To do — Across the data below, how many lines have the word "Vitamin" in them? Give the number and nothing else.

Study material —
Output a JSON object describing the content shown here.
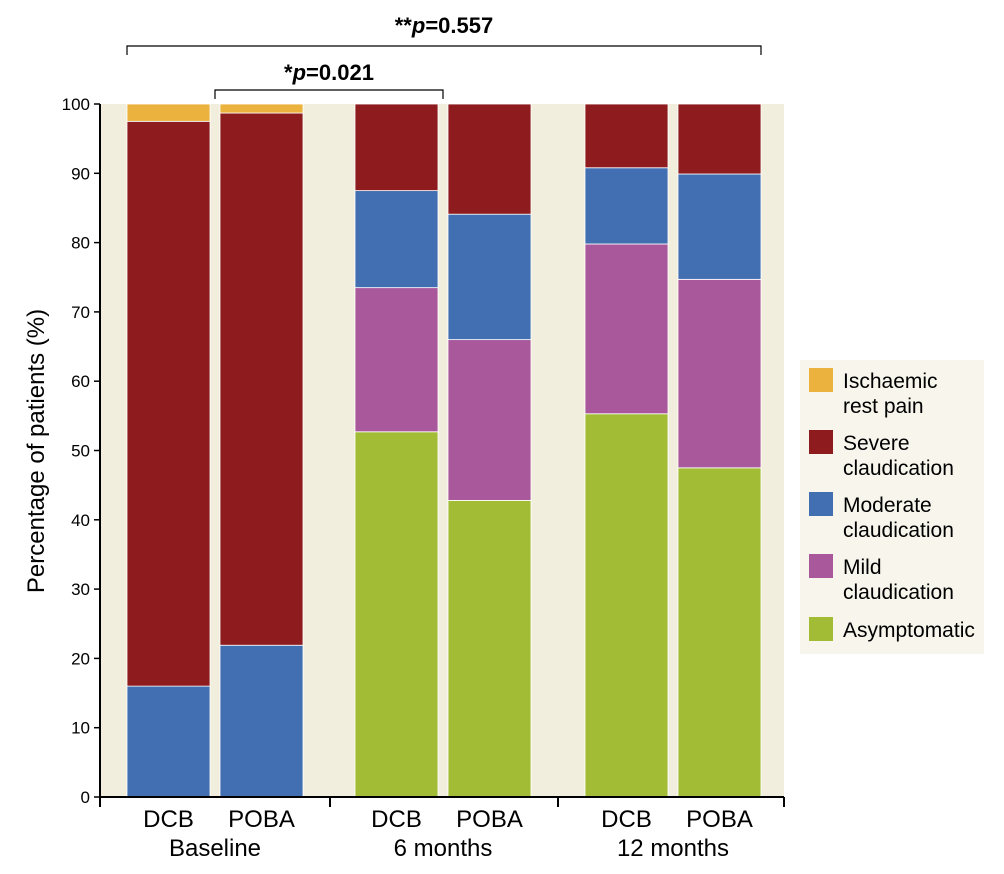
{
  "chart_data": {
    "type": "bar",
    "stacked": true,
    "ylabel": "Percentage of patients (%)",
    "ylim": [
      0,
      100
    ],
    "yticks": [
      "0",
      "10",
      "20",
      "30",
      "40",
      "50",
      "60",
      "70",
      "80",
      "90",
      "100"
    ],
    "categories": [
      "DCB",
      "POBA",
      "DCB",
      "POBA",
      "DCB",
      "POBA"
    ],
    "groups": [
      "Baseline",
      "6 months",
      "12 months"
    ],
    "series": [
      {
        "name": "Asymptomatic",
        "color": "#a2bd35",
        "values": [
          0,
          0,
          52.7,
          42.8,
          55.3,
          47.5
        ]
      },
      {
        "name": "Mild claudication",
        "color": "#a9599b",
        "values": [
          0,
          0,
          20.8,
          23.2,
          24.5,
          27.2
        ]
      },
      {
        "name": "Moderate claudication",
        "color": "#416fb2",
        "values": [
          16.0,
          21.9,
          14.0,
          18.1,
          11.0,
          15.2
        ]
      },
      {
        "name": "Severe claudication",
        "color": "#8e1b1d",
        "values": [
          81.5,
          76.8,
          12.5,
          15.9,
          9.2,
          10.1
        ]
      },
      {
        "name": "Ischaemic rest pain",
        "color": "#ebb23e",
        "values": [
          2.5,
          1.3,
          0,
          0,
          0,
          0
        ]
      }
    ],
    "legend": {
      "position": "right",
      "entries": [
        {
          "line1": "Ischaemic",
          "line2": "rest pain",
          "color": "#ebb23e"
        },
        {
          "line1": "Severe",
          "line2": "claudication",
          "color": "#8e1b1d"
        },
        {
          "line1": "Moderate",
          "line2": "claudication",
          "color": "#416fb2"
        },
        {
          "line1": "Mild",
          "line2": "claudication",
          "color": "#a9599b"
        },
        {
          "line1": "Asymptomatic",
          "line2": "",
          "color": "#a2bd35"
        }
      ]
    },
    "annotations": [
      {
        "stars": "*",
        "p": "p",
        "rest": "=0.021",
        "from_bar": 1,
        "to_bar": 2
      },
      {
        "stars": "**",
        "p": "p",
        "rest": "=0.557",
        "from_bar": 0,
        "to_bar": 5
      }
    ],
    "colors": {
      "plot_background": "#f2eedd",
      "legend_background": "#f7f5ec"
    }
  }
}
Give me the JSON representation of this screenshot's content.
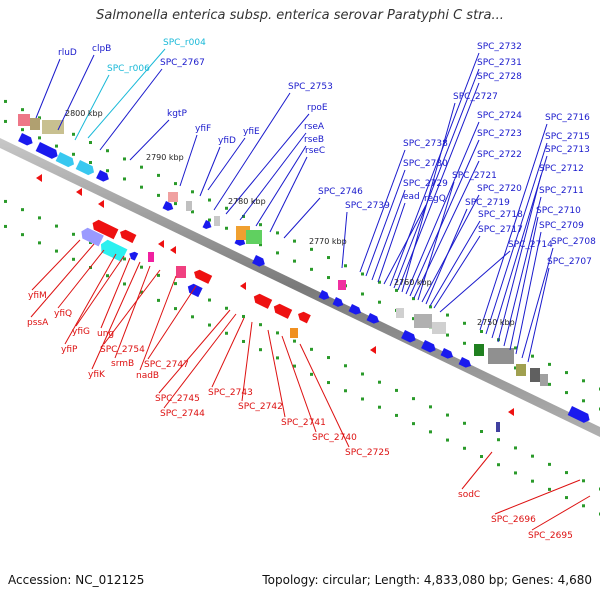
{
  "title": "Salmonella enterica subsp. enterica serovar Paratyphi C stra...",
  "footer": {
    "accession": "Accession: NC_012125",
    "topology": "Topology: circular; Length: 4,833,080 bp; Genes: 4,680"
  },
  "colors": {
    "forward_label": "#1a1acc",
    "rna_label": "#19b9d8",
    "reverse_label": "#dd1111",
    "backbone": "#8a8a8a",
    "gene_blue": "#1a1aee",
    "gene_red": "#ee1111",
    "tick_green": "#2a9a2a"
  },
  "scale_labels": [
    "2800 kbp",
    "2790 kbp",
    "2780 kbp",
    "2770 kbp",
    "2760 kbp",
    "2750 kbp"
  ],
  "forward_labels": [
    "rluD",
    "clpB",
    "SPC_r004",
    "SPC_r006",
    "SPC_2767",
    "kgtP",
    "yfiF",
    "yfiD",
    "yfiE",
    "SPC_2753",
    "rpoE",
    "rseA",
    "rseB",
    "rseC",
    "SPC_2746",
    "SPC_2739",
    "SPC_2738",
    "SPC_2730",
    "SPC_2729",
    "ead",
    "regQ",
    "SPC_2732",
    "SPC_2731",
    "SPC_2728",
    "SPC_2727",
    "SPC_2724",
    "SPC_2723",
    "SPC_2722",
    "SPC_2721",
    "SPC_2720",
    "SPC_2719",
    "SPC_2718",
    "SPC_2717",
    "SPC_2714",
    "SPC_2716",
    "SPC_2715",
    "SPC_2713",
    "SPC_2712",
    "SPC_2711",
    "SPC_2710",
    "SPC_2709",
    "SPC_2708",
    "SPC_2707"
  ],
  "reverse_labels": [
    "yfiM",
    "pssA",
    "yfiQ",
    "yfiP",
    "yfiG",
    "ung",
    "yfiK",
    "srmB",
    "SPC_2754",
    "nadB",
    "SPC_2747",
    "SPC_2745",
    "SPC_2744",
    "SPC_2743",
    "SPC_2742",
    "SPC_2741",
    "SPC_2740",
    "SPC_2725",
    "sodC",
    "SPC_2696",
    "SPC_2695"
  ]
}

---

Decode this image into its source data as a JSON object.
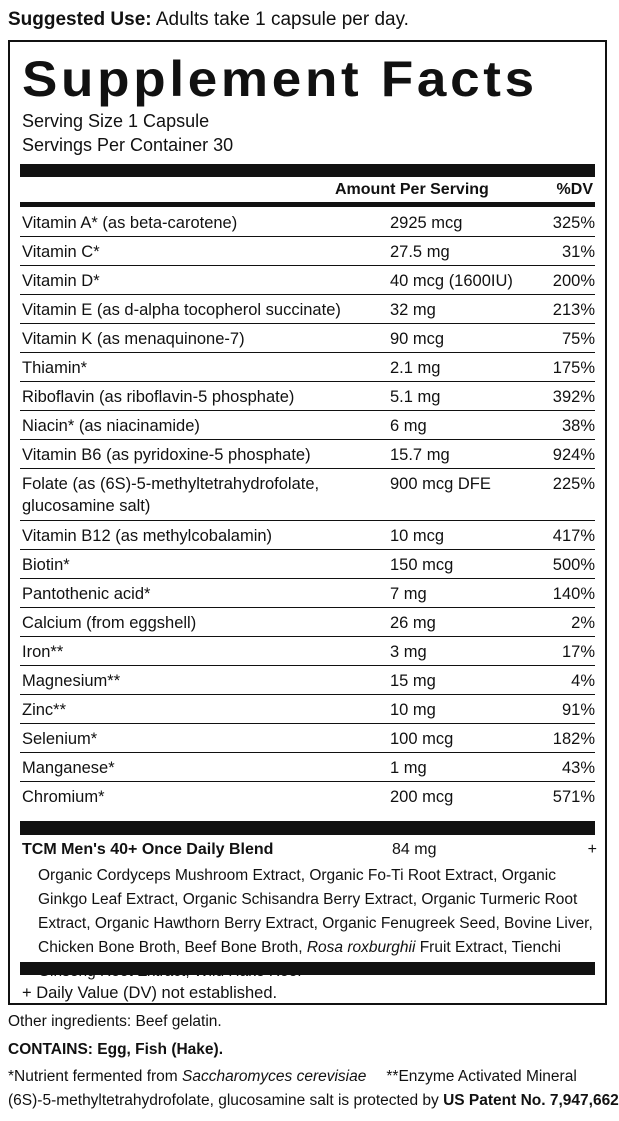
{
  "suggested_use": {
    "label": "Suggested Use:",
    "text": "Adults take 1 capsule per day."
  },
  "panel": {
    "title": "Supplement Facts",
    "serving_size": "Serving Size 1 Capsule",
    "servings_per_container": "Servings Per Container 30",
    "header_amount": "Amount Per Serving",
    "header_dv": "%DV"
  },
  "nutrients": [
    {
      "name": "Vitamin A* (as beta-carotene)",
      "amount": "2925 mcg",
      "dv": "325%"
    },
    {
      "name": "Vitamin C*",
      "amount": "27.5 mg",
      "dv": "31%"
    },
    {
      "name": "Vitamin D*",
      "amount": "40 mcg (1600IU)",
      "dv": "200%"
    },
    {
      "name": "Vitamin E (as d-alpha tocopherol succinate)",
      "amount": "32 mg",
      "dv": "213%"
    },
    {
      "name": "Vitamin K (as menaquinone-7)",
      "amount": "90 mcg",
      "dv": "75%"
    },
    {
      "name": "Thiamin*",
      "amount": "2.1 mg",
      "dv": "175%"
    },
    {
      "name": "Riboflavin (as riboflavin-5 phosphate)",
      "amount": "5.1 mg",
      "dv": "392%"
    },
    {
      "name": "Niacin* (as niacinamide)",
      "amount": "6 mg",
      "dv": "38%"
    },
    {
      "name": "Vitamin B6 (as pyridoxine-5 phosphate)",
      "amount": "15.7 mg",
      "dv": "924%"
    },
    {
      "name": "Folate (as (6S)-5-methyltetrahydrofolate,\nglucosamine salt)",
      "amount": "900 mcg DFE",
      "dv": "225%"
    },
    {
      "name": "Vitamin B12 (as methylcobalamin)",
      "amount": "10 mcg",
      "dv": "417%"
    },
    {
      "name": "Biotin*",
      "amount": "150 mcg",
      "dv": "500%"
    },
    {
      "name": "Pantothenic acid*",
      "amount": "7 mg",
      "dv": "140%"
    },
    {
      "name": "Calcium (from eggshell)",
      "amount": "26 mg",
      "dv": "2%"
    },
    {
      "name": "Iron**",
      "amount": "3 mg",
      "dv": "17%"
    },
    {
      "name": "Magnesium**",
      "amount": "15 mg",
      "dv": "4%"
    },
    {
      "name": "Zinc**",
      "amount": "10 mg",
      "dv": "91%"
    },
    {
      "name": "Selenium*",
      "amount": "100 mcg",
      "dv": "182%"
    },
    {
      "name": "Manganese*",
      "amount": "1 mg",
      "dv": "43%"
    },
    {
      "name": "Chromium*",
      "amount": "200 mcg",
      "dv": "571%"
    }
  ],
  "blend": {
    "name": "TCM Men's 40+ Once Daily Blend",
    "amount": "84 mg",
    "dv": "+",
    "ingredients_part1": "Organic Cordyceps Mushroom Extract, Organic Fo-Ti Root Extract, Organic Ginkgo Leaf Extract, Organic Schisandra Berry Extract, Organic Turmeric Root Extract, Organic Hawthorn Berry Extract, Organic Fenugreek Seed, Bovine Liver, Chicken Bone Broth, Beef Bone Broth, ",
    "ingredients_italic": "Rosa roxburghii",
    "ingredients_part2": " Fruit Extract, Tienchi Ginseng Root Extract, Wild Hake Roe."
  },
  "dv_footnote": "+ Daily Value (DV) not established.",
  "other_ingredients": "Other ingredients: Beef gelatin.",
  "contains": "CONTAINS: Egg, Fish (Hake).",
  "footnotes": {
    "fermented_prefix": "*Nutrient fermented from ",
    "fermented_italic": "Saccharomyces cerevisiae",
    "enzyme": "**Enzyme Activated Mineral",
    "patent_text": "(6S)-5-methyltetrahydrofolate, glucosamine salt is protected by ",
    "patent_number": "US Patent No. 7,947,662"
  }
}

--

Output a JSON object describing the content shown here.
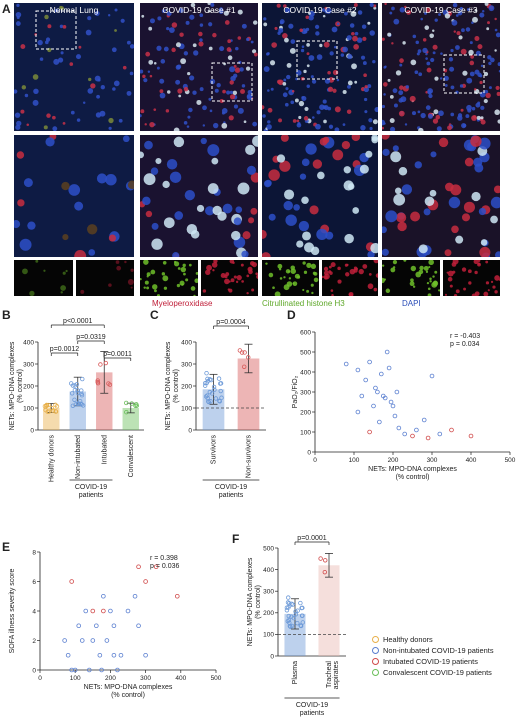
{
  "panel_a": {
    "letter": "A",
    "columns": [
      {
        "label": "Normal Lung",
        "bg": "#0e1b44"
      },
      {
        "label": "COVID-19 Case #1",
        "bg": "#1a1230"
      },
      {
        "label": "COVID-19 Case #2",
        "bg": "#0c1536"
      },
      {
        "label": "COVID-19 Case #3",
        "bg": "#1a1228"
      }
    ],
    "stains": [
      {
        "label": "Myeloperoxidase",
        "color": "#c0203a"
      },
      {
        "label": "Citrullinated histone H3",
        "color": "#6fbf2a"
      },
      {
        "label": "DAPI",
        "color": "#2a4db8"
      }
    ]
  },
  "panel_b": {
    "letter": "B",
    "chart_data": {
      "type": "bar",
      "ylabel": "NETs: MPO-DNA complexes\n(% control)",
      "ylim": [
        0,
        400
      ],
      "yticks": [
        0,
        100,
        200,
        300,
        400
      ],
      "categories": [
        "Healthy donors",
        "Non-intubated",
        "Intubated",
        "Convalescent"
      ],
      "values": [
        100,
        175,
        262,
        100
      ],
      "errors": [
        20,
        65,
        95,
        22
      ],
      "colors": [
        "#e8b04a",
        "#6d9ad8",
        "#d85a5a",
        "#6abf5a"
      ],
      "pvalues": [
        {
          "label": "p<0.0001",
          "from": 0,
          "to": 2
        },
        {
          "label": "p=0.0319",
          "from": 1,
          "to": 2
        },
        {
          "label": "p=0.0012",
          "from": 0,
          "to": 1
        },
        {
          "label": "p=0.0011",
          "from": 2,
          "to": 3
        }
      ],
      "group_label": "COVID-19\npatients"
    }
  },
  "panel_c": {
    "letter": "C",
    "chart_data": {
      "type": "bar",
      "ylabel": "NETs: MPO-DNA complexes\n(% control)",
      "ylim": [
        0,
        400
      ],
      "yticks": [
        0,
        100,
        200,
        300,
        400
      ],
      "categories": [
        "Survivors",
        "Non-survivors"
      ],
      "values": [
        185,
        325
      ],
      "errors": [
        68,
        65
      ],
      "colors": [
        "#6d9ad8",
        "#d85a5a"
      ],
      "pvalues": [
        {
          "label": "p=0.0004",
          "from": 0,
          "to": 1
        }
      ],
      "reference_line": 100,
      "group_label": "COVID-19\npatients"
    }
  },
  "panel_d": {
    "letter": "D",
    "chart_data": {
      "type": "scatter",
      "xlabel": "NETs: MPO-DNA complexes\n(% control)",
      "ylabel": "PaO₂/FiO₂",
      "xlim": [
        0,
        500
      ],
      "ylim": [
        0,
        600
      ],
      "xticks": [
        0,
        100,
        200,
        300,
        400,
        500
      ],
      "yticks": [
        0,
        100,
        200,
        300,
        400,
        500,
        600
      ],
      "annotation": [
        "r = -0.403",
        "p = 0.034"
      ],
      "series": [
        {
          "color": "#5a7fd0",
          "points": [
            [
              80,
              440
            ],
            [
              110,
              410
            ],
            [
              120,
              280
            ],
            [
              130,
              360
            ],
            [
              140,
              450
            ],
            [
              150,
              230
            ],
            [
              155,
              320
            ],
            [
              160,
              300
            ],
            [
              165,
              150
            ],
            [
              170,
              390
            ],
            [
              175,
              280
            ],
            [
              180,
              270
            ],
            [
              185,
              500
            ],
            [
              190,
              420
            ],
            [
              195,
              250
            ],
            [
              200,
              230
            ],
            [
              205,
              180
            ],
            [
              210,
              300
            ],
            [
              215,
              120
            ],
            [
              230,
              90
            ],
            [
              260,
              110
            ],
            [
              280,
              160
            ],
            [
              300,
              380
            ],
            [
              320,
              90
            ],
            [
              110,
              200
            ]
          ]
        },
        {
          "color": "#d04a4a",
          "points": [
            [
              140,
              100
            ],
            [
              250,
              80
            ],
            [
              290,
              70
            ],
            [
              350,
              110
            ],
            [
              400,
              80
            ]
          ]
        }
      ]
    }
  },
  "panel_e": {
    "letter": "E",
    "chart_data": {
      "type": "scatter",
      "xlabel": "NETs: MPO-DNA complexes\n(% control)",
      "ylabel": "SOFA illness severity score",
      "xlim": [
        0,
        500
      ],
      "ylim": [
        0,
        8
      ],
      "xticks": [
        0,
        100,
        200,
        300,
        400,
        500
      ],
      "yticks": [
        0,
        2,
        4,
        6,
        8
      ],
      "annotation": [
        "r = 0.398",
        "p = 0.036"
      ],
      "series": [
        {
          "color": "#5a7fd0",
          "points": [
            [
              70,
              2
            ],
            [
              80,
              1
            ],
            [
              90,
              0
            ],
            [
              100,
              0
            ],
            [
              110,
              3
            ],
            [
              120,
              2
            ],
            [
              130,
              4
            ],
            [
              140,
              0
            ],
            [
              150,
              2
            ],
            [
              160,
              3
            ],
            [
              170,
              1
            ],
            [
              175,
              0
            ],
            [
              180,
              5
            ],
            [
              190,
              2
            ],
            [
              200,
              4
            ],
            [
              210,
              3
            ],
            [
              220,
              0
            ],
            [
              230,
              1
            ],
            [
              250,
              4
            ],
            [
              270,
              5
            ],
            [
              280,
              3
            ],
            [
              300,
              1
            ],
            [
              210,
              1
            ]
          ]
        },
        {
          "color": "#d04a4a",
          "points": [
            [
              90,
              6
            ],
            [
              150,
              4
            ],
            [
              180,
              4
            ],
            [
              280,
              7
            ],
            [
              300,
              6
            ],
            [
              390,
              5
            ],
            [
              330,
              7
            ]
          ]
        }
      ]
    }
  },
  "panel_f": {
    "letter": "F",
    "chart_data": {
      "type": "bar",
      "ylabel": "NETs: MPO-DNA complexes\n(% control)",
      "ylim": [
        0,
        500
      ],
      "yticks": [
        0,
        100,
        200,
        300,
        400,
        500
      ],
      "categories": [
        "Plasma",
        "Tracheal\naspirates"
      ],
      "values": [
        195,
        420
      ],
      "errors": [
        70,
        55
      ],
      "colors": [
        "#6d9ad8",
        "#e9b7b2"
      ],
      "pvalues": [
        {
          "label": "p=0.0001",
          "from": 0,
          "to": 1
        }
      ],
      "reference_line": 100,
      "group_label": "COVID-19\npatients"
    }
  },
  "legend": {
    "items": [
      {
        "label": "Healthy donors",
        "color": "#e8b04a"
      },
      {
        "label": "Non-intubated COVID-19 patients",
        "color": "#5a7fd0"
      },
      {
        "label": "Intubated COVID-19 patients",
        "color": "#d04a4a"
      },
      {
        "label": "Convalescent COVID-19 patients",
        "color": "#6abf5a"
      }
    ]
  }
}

Solution to this task — 7